What to produce:
Find the lines with "title" in them and copy them out.

Input:
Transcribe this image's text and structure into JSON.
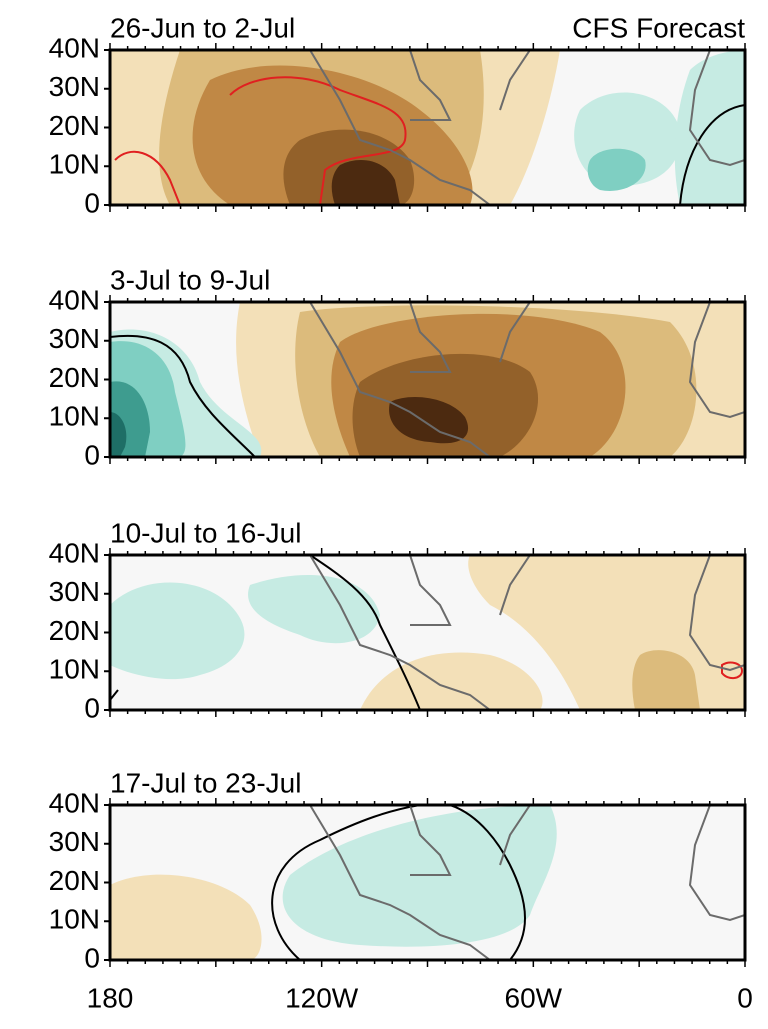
{
  "header": {
    "title": "CFS Forecast"
  },
  "panels": [
    {
      "title": "26-Jun to 2-Jul"
    },
    {
      "title": "3-Jul to 9-Jul"
    },
    {
      "title": "10-Jul to 16-Jul"
    },
    {
      "title": "17-Jul to 23-Jul"
    }
  ],
  "y_axis": {
    "ticks": [
      "40N",
      "30N",
      "20N",
      "10N",
      "0"
    ]
  },
  "x_axis": {
    "ticks": [
      "180",
      "120W",
      "60W",
      "0"
    ]
  }
}
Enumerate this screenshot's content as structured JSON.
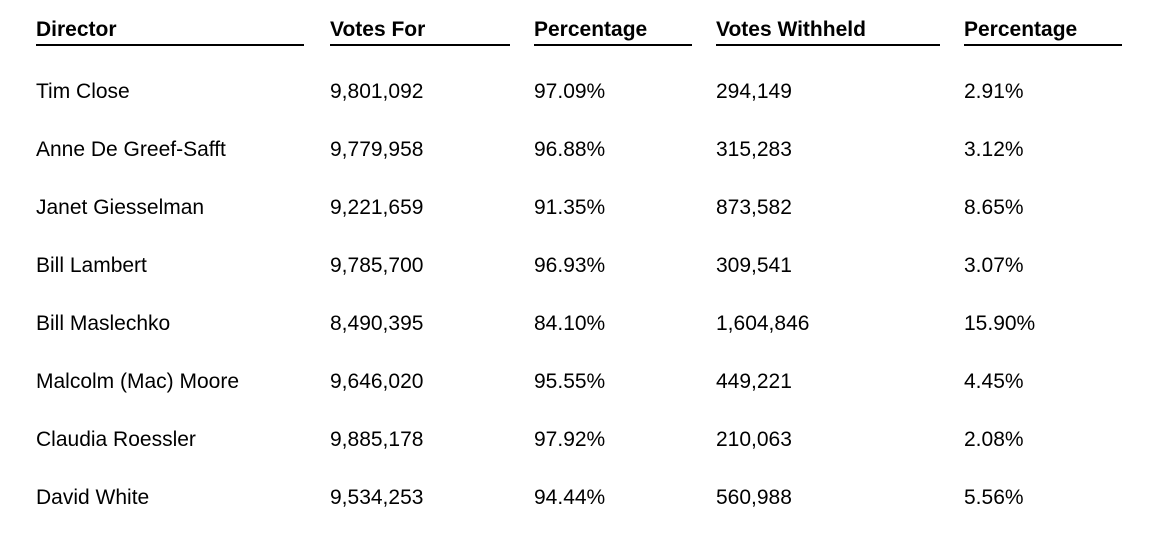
{
  "headers": [
    "Director",
    "Votes For",
    "Percentage",
    "Votes Withheld",
    "Percentage"
  ],
  "rows": [
    [
      "Tim Close",
      "9,801,092",
      "97.09%",
      "294,149",
      "2.91%"
    ],
    [
      "Anne De Greef-Safft",
      "9,779,958",
      "96.88%",
      "315,283",
      "3.12%"
    ],
    [
      "Janet Giesselman",
      "9,221,659",
      "91.35%",
      "873,582",
      "8.65%"
    ],
    [
      "Bill Lambert",
      "9,785,700",
      "96.93%",
      "309,541",
      "3.07%"
    ],
    [
      "Bill Maslechko",
      "8,490,395",
      "84.10%",
      "1,604,846",
      "15.90%"
    ],
    [
      "Malcolm (Mac) Moore",
      "9,646,020",
      "95.55%",
      "449,221",
      "4.45%"
    ],
    [
      "Claudia Roessler",
      "9,885,178",
      "97.92%",
      "210,063",
      "2.08%"
    ],
    [
      "David White",
      "9,534,253",
      "94.44%",
      "560,988",
      "5.56%"
    ]
  ]
}
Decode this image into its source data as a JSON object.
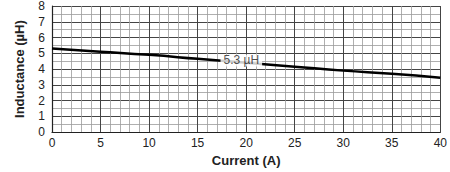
{
  "chart_data": {
    "type": "line",
    "x_label": "Current (A)",
    "y_label": "Inductance (µH)",
    "x": [
      0,
      5,
      10,
      15,
      20,
      25,
      30,
      35,
      40
    ],
    "values": [
      5.3,
      5.1,
      4.9,
      4.65,
      4.4,
      4.15,
      3.9,
      3.7,
      3.45
    ],
    "color": "#000000",
    "xlim": [
      0,
      40
    ],
    "xticks": [
      0,
      5,
      10,
      15,
      20,
      25,
      30,
      35,
      40
    ],
    "ylim": [
      0,
      8
    ],
    "yticks": [
      0,
      1,
      2,
      3,
      4,
      5,
      6,
      7,
      8
    ],
    "grid": true,
    "annotations": [
      {
        "text": "5.3 µH",
        "x": 19.5,
        "y": 4.55
      }
    ]
  }
}
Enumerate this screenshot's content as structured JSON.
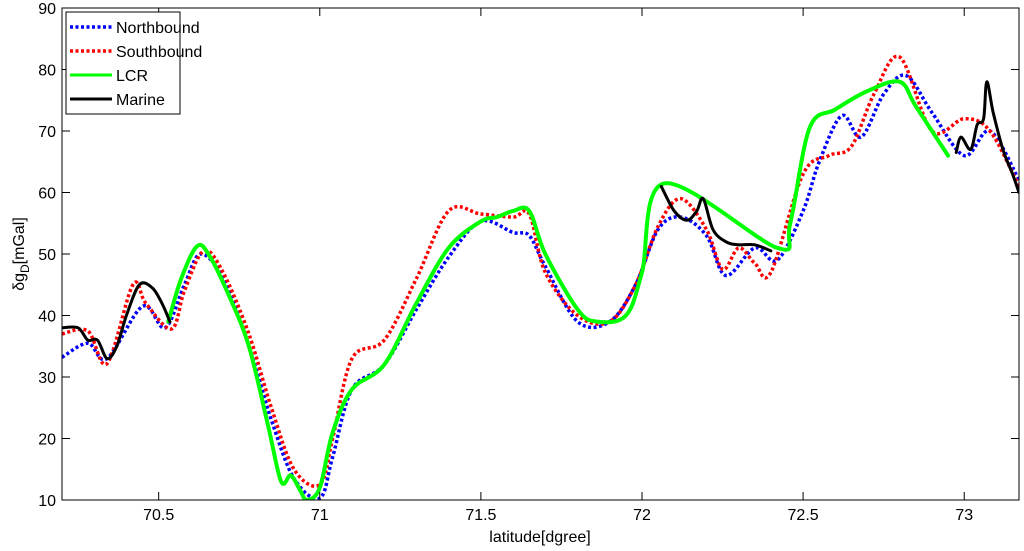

Exercise response:
    "title": "CFS Forecast"
      "title": "26-Jun to 2-Jul"
      "title": "3-Jul to 9-Jul"
      "title": "10-Jul to 16-Jul"
      "title": "17-Jul to 23-Jul"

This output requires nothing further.